# [WRITTEN REQUEST]
Output the data below in full, character for character.

··· SUPPLIED RECORDS ···

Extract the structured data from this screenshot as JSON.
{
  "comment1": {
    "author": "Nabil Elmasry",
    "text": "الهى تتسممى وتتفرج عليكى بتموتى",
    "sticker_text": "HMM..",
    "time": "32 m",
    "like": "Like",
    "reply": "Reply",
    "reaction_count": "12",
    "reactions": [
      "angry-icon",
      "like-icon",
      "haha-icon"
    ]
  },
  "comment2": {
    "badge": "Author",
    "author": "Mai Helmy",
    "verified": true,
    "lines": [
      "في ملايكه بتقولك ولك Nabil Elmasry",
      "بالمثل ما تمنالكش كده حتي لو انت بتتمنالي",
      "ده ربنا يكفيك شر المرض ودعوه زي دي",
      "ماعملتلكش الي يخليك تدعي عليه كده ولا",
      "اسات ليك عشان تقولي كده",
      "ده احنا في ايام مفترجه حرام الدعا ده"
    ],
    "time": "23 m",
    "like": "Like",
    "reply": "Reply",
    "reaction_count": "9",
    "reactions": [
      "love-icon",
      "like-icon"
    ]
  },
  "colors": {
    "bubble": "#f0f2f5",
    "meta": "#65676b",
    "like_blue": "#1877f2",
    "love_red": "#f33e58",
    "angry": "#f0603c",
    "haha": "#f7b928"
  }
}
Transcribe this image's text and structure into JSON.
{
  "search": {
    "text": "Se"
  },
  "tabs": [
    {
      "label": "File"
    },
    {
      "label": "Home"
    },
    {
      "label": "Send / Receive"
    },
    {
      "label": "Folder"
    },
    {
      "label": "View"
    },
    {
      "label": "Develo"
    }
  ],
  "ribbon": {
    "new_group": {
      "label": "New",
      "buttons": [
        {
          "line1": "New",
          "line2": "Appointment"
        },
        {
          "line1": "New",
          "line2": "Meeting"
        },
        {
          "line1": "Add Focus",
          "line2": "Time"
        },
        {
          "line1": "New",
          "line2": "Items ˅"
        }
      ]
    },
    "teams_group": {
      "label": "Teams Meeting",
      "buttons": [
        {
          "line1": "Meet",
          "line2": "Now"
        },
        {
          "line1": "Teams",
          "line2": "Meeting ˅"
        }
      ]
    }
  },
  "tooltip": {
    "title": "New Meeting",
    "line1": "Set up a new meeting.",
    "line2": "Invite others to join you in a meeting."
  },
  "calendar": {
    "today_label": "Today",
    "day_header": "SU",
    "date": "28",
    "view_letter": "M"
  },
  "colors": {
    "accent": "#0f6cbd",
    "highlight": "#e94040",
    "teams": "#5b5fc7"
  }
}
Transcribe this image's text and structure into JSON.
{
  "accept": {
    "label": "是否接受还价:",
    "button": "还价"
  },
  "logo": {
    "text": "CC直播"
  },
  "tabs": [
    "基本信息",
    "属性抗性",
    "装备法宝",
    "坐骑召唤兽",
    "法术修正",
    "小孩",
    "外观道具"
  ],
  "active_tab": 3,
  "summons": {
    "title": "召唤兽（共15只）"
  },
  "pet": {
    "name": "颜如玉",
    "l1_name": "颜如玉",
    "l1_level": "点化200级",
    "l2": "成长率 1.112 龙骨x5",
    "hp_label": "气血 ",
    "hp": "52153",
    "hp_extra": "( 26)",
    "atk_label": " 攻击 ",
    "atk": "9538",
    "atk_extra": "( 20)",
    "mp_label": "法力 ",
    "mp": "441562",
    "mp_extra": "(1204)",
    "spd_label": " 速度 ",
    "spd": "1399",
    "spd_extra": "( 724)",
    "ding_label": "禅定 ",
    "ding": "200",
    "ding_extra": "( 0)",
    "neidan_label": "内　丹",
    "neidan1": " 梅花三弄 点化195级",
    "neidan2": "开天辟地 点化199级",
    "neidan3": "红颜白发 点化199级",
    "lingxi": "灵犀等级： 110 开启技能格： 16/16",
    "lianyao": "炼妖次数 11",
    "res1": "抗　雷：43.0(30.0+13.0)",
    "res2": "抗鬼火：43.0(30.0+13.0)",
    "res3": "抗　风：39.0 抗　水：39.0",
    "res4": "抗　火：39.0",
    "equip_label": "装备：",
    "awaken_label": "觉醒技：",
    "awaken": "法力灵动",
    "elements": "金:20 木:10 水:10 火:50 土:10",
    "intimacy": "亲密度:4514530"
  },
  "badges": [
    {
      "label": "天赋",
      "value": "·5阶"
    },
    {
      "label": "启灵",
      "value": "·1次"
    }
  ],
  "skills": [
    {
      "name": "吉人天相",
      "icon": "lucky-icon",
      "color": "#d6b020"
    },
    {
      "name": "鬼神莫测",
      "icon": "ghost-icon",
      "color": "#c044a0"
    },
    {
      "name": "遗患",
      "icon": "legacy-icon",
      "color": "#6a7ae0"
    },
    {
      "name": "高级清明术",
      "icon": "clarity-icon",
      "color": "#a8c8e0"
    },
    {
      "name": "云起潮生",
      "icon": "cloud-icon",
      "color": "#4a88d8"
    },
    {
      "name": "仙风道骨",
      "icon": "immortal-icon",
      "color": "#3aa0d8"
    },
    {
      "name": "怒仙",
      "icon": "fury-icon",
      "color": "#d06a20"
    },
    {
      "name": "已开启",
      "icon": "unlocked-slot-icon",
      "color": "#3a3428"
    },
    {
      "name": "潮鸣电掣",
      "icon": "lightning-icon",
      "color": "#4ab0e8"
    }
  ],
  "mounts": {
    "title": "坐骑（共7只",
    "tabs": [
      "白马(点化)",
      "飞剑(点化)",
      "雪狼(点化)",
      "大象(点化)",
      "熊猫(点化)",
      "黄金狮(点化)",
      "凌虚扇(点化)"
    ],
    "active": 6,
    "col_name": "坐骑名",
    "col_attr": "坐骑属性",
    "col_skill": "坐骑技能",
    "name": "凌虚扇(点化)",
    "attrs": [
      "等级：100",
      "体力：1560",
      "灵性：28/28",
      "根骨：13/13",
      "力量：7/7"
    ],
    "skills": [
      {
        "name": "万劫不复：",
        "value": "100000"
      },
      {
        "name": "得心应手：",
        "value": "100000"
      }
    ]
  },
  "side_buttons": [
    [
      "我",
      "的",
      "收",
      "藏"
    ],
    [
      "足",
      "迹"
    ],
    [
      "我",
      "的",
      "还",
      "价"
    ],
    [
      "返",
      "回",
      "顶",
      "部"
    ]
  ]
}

···

# [COMPLETE RESPONSE]
Extract the structured data from this screenshot as JSON.
{
  "comment1": {
    "author": "Nabil Elmasry",
    "text": "الهى تتسممى وتتفرج عليكى بتموتى",
    "sticker_text": "HMM..",
    "time": "32 m",
    "like": "Like",
    "reply": "Reply",
    "reaction_count": "12",
    "reactions": [
      "angry-icon",
      "like-icon",
      "haha-icon"
    ]
  },
  "comment2": {
    "badge": "Author",
    "author": "Mai Helmy",
    "verified": true,
    "lines": [
      "في ملايكه بتقولك ولك Nabil Elmasry",
      "بالمثل ما تمنالكش كده حتي لو انت بتتمنالي",
      "ده ربنا يكفيك شر المرض ودعوه زي دي",
      "ماعملتلكش الي يخليك تدعي عليه كده ولا",
      "اسات ليك عشان تقولي كده",
      "ده احنا في ايام مفترجه حرام الدعا ده"
    ],
    "time": "23 m",
    "like": "Like",
    "reply": "Reply",
    "reaction_count": "9",
    "reactions": [
      "love-icon",
      "like-icon"
    ]
  },
  "colors": {
    "bubble": "#f0f2f5",
    "meta": "#65676b",
    "like_blue": "#1877f2",
    "love_red": "#f33e58",
    "angry": "#f0603c",
    "haha": "#f7b928"
  }
}
Transcribe this image's text and structure into JSON.
{
  "search": {
    "text": "Se"
  },
  "tabs": [
    {
      "label": "File"
    },
    {
      "label": "Home"
    },
    {
      "label": "Send / Receive"
    },
    {
      "label": "Folder"
    },
    {
      "label": "View"
    },
    {
      "label": "Develo"
    }
  ],
  "ribbon": {
    "new_group": {
      "label": "New",
      "buttons": [
        {
          "line1": "New",
          "line2": "Appointment"
        },
        {
          "line1": "New",
          "line2": "Meeting"
        },
        {
          "line1": "Add Focus",
          "line2": "Time"
        },
        {
          "line1": "New",
          "line2": "Items ˅"
        }
      ]
    },
    "teams_group": {
      "label": "Teams Meeting",
      "buttons": [
        {
          "line1": "Meet",
          "line2": "Now"
        },
        {
          "line1": "Teams",
          "line2": "Meeting ˅"
        }
      ]
    }
  },
  "tooltip": {
    "title": "New Meeting",
    "line1": "Set up a new meeting.",
    "line2": "Invite others to join you in a meeting."
  },
  "calendar": {
    "today_label": "Today",
    "day_header": "SU",
    "date": "28",
    "view_letter": "M"
  },
  "colors": {
    "accent": "#0f6cbd",
    "highlight": "#e94040",
    "teams": "#5b5fc7"
  }
}
Transcribe this image's text and structure into JSON.
{
  "accept": {
    "label": "是否接受还价:",
    "button": "还价"
  },
  "logo": {
    "text": "CC直播"
  },
  "tabs": [
    "基本信息",
    "属性抗性",
    "装备法宝",
    "坐骑召唤兽",
    "法术修正",
    "小孩",
    "外观道具"
  ],
  "active_tab": 3,
  "summons": {
    "title": "召唤兽（共15只）"
  },
  "pet": {
    "name": "颜如玉",
    "l1_name": "颜如玉",
    "l1_level": "点化200级",
    "l2": "成长率 1.112 龙骨x5",
    "hp_label": "气血 ",
    "hp": "52153",
    "hp_extra": "( 26)",
    "atk_label": " 攻击 ",
    "atk": "9538",
    "atk_extra": "( 20)",
    "mp_label": "法力 ",
    "mp": "441562",
    "mp_extra": "(1204)",
    "spd_label": " 速度 ",
    "spd": "1399",
    "spd_extra": "( 724)",
    "ding_label": "禅定 ",
    "ding": "200",
    "ding_extra": "( 0)",
    "neidan_label": "内　丹",
    "neidan1": " 梅花三弄 点化195级",
    "neidan2": "开天辟地 点化199级",
    "neidan3": "红颜白发 点化199级",
    "lingxi": "灵犀等级： 110 开启技能格： 16/16",
    "lianyao": "炼妖次数 11",
    "res1": "抗　雷：43.0(30.0+13.0)",
    "res2": "抗鬼火：43.0(30.0+13.0)",
    "res3": "抗　风：39.0 抗　水：39.0",
    "res4": "抗　火：39.0",
    "equip_label": "装备：",
    "awaken_label": "觉醒技：",
    "awaken": "法力灵动",
    "elements": "金:20 木:10 水:10 火:50 土:10",
    "intimacy": "亲密度:4514530"
  },
  "badges": [
    {
      "label": "天赋",
      "value": "·5阶"
    },
    {
      "label": "启灵",
      "value": "·1次"
    }
  ],
  "skills": [
    {
      "name": "吉人天相",
      "icon": "lucky-icon",
      "color": "#d6b020"
    },
    {
      "name": "鬼神莫测",
      "icon": "ghost-icon",
      "color": "#c044a0"
    },
    {
      "name": "遗患",
      "icon": "legacy-icon",
      "color": "#6a7ae0"
    },
    {
      "name": "高级清明术",
      "icon": "clarity-icon",
      "color": "#a8c8e0"
    },
    {
      "name": "云起潮生",
      "icon": "cloud-icon",
      "color": "#4a88d8"
    },
    {
      "name": "仙风道骨",
      "icon": "immortal-icon",
      "color": "#3aa0d8"
    },
    {
      "name": "怒仙",
      "icon": "fury-icon",
      "color": "#d06a20"
    },
    {
      "name": "已开启",
      "icon": "unlocked-slot-icon",
      "color": "#3a3428"
    },
    {
      "name": "潮鸣电掣",
      "icon": "lightning-icon",
      "color": "#4ab0e8"
    }
  ],
  "mounts": {
    "title": "坐骑（共7只",
    "tabs": [
      "白马(点化)",
      "飞剑(点化)",
      "雪狼(点化)",
      "大象(点化)",
      "熊猫(点化)",
      "黄金狮(点化)",
      "凌虚扇(点化)"
    ],
    "active": 6,
    "col_name": "坐骑名",
    "col_attr": "坐骑属性",
    "col_skill": "坐骑技能",
    "name": "凌虚扇(点化)",
    "attrs": [
      "等级：100",
      "体力：1560",
      "灵性：28/28",
      "根骨：13/13",
      "力量：7/7"
    ],
    "skills": [
      {
        "name": "万劫不复：",
        "value": "100000"
      },
      {
        "name": "得心应手：",
        "value": "100000"
      }
    ]
  },
  "side_buttons": [
    [
      "我",
      "的",
      "收",
      "藏"
    ],
    [
      "足",
      "迹"
    ],
    [
      "我",
      "的",
      "还",
      "价"
    ],
    [
      "返",
      "回",
      "顶",
      "部"
    ]
  ]
}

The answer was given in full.